WHAT YOU ARE ASKED TO DO:
Write out the listing below without alteration, omitting its pictures.

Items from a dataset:
— START —
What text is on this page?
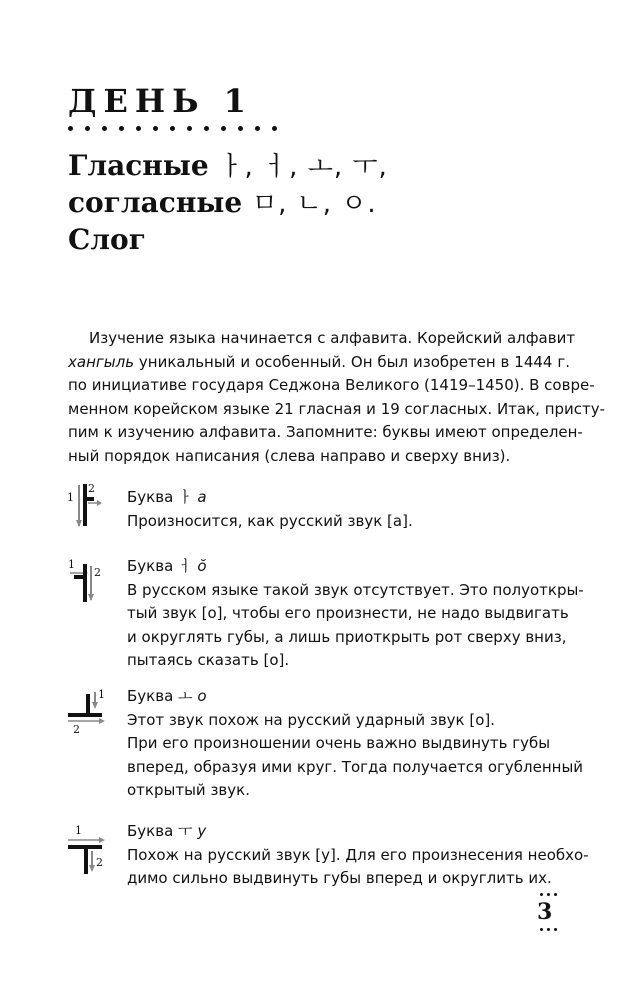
ДЕНЬ 1
Гласные ㅏ, ㅓ, ㅗ, ㅜ,
согласные ㅁ, ㄴ, ㅇ.
Слог

Изучение языка начинается с алфавита. Корейский алфавит
хангыль уникальный и особенный. Он был изобретен в 1444 г.
по инициативе государя Седжона Великого (1419–1450). В совре-
менном корейском языке 21 гласная и 19 согласных. Итак, присту-
пим к изучению алфавита. Запомните: буквы имеют определен-
ный порядок написания (слева направо и сверху вниз).

1
2 Буква ㅏ а
Произносится, как русский звук [а].
1
2 Буква ㅓ ŏ
В русском языке такой звук отсутствует. Это полуоткры-
тый звук [о], чтобы его произнести, не надо выдвигать
и округлять губы, а лишь приоткрыть рот сверху вниз,
пытаясь сказать [о].
1
2
Буква ㅗ о
Этот звук похож на русский ударный звук [о].
При его произношении очень важно выдвинуть губы
вперед, образуя ими круг. Тогда получается огубленный
открытый звук.
1
2
Буква ㅜ у
Похож на русский звук [у]. Для его произнесения необхо-
димо сильно выдвинуть губы вперед и округлить их.
3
— END —
COMPLETE RESPONSE:
What text is on this page?
ДЕНЬ 1
Гласные ㅏ, ㅓ, ㅗ, ㅜ,
согласные ㅁ, ㄴ, ㅇ.
Слог

Изучение языка начинается с алфавита. Корейский алфавит
хангыль уникальный и особенный. Он был изобретен в 1444 г.
по инициативе государя Седжона Великого (1419–1450). В совре-
менном корейском языке 21 гласная и 19 согласных. Итак, присту-
пим к изучению алфавита. Запомните: буквы имеют определен-
ный порядок написания (слева направо и сверху вниз).

1
2 Буква ㅏ а
Произносится, как русский звук [а].
1
2 Буква ㅓ ŏ
В русском языке такой звук отсутствует. Это полуоткры-
тый звук [о], чтобы его произнести, не надо выдвигать
и округлять губы, а лишь приоткрыть рот сверху вниз,
пытаясь сказать [о].
1
2
Буква ㅗ о
Этот звук похож на русский ударный звук [о].
При его произношении очень важно выдвинуть губы
вперед, образуя ими круг. Тогда получается огубленный
открытый звук.
1
2
Буква ㅜ у
Похож на русский звук [у]. Для его произнесения необхо-
димо сильно выдвинуть губы вперед и округлить их.
3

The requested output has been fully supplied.